Stored data:
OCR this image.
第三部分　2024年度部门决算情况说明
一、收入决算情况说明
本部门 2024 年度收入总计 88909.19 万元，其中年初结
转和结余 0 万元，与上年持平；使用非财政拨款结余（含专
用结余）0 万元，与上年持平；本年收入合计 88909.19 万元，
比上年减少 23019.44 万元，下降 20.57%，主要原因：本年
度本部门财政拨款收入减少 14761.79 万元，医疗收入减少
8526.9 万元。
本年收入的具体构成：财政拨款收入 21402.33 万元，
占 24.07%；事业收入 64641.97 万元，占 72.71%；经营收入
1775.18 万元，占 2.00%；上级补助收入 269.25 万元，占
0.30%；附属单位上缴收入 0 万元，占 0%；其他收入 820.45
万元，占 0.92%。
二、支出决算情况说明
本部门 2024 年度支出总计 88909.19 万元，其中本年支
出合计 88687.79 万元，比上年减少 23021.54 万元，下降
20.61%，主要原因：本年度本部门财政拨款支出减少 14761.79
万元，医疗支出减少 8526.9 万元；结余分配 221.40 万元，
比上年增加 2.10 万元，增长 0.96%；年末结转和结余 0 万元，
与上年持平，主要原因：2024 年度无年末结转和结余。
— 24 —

==

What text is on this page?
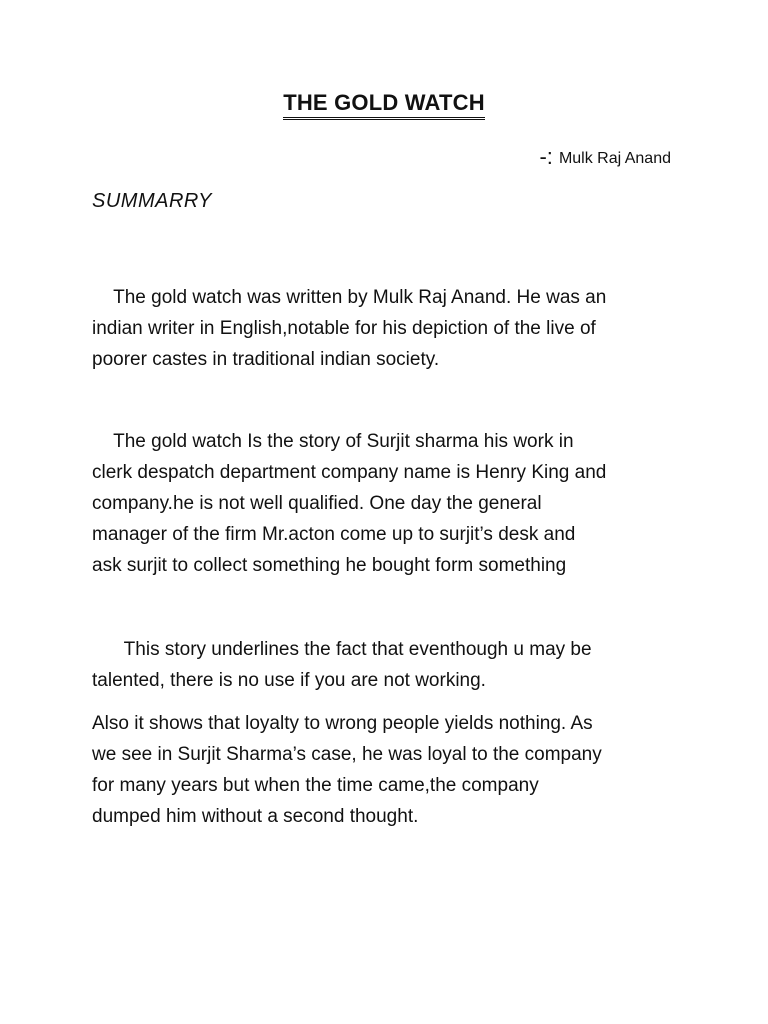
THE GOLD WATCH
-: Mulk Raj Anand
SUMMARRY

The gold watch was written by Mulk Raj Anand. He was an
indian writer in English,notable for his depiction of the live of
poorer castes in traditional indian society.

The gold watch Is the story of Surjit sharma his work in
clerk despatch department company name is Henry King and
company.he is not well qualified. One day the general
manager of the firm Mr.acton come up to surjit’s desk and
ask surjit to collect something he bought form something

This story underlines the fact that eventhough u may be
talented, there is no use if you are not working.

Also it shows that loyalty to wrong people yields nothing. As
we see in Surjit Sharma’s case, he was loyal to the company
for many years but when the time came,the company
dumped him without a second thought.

Exercise details: Copy, from the material above, each line in which the string "story" occurs.

Response below:
The gold watch Is the story of Surjit sharma his work in
This story underlines the fact that eventhough u may be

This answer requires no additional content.